**** Records supplied

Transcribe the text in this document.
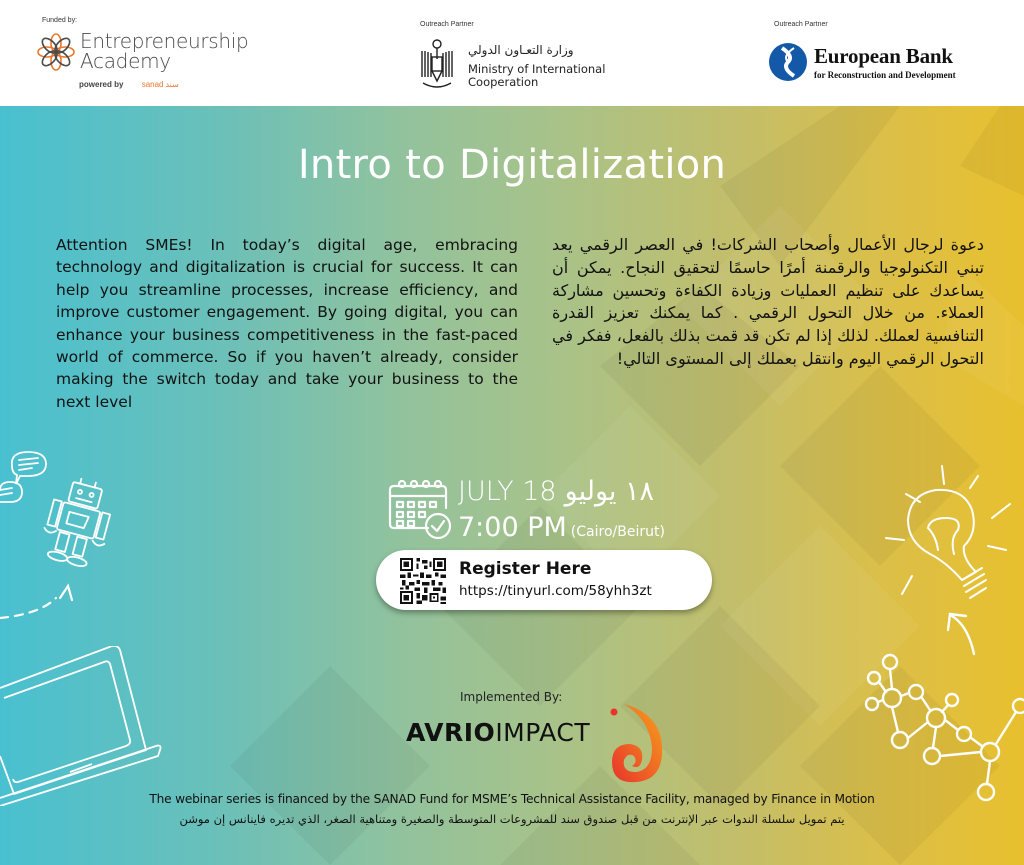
Funded by:
Entrepreneurship
Academy
powered by sanad سند
Outreach Partner
وزارة التعـاون الدولي
Ministry of International
Cooperation
Outreach Partner
European Bank
for Reconstruction and Development
Intro to Digitalization

Attention SMEs! In today’s digital age, embracing technology and digitalization is crucial for success. It can help you streamline processes, increase efficiency, and improve customer engagement. By going digital, you can enhance your business competitiveness in the fast-paced world of commerce. So if you haven’t already, consider making the switch today and take your business to the next level

دعوة لرجال الأعمال وأصحاب الشركات! في العصر الرقمي يعد تبني التكنولوجيا والرقمنة أمرًا حاسمًا لتحقيق النجاح. يمكن أن يساعدك على تنظيم العمليات وزيادة الكفاءة وتحسين مشاركة العملاء. من خلال التحول الرقمي . كما يمكنك تعزيز القدرة التنافسية لعملك. لذلك إذا لم تكن قد قمت بذلك بالفعل، ففكر في التحول الرقمي اليوم وانتقل بعملك إلى المستوى التالي!

JULY 18 ١٨ يوليو
7:00 PM (Cairo/Beirut)
Register Here
https://tinyurl.com/58yhh3zt
Implemented By:
AVRIOIMPACT
The webinar series is financed by the SANAD Fund for MSME’s Technical Assistance Facility, managed by Finance in Motion
يتم تمويل سلسلة الندوات عبر الإنترنت من قبل صندوق سند للمشروعات المتوسطة والصغيرة ومتناهية الصغر، الذي تديره فاينانس إن موشن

********

> Exercise description
Can you retype every record above exactly, leaving out the pictures?

> Result
Transcribe the text in this document.
Funded by:
Entrepreneurship
Academy
powered by sanad سند
Outreach Partner
وزارة التعـاون الدولي
Ministry of International
Cooperation
Outreach Partner
European Bank
for Reconstruction and Development
Intro to Digitalization

Attention SMEs! In today’s digital age, embracing technology and digitalization is crucial for success. It can help you streamline processes, increase efficiency, and improve customer engagement. By going digital, you can enhance your business competitiveness in the fast-paced world of commerce. So if you haven’t already, consider making the switch today and take your business to the next level

دعوة لرجال الأعمال وأصحاب الشركات! في العصر الرقمي يعد تبني التكنولوجيا والرقمنة أمرًا حاسمًا لتحقيق النجاح. يمكن أن يساعدك على تنظيم العمليات وزيادة الكفاءة وتحسين مشاركة العملاء. من خلال التحول الرقمي . كما يمكنك تعزيز القدرة التنافسية لعملك. لذلك إذا لم تكن قد قمت بذلك بالفعل، ففكر في التحول الرقمي اليوم وانتقل بعملك إلى المستوى التالي!

JULY 18 ١٨ يوليو
7:00 PM (Cairo/Beirut)
Register Here
https://tinyurl.com/58yhh3zt
Implemented By:
AVRIOIMPACT
The webinar series is financed by the SANAD Fund for MSME’s Technical Assistance Facility, managed by Finance in Motion
يتم تمويل سلسلة الندوات عبر الإنترنت من قبل صندوق سند للمشروعات المتوسطة والصغيرة ومتناهية الصغر، الذي تديره فاينانس إن موشن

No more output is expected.